__WHAT THE TASK ASKS__
Collect every line below that contains the word "this".

__DATASET ROWS__
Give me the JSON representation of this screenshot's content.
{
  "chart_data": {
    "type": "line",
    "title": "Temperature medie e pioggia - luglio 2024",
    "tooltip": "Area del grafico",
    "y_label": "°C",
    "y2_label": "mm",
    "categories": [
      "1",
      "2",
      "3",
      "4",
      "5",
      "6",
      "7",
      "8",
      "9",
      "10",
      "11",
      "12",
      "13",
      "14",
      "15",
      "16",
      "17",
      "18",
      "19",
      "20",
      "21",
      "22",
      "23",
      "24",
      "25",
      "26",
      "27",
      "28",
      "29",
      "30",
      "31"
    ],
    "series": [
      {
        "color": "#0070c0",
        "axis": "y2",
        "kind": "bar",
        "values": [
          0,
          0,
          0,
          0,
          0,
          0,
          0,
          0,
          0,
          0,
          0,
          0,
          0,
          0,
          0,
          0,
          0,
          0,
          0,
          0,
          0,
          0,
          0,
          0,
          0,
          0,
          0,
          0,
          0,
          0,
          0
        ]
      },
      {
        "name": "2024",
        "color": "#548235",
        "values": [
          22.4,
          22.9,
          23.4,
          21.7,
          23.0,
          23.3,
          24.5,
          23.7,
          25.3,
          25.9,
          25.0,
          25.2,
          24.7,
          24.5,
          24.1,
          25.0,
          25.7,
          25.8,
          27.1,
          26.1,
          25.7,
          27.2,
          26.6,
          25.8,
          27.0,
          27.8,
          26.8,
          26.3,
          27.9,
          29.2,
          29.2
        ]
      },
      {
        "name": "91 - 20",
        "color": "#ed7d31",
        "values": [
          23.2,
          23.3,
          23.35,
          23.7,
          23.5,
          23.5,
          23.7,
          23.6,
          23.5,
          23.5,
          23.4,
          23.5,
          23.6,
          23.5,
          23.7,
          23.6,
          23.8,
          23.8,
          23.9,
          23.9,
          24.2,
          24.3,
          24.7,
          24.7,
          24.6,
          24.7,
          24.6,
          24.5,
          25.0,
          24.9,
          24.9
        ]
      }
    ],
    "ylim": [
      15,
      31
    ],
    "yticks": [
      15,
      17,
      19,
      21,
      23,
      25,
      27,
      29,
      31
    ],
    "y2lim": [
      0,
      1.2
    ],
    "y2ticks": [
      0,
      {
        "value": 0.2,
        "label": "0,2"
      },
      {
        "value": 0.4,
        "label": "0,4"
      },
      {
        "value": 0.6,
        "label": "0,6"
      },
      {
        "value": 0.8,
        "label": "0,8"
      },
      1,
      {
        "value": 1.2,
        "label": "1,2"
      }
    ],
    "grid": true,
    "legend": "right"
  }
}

---

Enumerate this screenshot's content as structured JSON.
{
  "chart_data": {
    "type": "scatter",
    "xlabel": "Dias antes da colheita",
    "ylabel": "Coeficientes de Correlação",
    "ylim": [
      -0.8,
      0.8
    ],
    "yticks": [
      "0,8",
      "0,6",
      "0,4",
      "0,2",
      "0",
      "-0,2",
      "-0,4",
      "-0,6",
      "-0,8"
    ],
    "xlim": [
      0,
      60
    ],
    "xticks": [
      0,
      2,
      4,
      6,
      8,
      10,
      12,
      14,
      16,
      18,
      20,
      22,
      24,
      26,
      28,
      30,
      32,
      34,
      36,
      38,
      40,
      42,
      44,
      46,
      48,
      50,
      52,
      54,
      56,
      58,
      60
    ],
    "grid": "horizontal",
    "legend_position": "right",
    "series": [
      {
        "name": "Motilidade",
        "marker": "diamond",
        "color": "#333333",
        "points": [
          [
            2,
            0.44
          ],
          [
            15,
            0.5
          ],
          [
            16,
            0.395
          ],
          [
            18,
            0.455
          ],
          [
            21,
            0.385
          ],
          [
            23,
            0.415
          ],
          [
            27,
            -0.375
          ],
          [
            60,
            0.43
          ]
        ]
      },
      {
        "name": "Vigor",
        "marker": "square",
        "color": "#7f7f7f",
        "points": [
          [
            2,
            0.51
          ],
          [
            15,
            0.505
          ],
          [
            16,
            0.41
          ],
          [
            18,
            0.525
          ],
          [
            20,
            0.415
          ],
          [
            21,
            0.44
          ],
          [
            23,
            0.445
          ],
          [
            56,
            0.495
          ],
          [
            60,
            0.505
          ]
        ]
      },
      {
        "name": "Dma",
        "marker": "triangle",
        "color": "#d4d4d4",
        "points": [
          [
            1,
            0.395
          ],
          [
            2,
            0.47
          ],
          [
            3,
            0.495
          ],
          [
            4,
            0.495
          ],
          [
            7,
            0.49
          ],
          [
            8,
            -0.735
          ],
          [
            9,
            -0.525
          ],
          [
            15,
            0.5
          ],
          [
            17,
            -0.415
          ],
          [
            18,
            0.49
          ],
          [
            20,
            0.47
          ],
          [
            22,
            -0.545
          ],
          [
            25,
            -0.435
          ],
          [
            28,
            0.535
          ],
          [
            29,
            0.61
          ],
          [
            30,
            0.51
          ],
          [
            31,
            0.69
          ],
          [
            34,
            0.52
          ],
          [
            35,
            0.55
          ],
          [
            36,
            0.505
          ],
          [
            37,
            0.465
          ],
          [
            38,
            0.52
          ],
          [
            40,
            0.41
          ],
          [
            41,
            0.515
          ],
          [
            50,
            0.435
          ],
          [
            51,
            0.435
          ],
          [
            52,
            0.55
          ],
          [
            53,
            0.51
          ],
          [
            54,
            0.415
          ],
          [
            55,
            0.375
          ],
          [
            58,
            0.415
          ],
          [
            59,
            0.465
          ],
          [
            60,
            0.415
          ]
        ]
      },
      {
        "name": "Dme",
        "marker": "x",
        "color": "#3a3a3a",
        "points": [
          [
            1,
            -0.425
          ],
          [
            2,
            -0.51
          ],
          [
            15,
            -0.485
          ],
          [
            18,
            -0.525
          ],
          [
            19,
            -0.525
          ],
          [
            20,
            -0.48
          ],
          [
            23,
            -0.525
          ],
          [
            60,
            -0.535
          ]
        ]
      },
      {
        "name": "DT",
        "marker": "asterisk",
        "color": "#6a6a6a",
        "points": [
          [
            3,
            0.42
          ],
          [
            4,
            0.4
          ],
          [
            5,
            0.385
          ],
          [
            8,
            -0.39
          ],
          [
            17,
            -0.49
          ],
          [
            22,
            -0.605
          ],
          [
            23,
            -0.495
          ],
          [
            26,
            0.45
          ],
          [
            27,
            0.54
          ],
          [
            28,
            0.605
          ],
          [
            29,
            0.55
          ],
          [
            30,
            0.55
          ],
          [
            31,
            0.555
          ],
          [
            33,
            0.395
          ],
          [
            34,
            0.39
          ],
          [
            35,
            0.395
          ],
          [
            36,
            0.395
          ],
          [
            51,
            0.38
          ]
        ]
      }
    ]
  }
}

__EXPECTED OUTPUT__
Give me the JSON representation of this screenshot's content.
Enumerate this screenshot's content as structured JSON.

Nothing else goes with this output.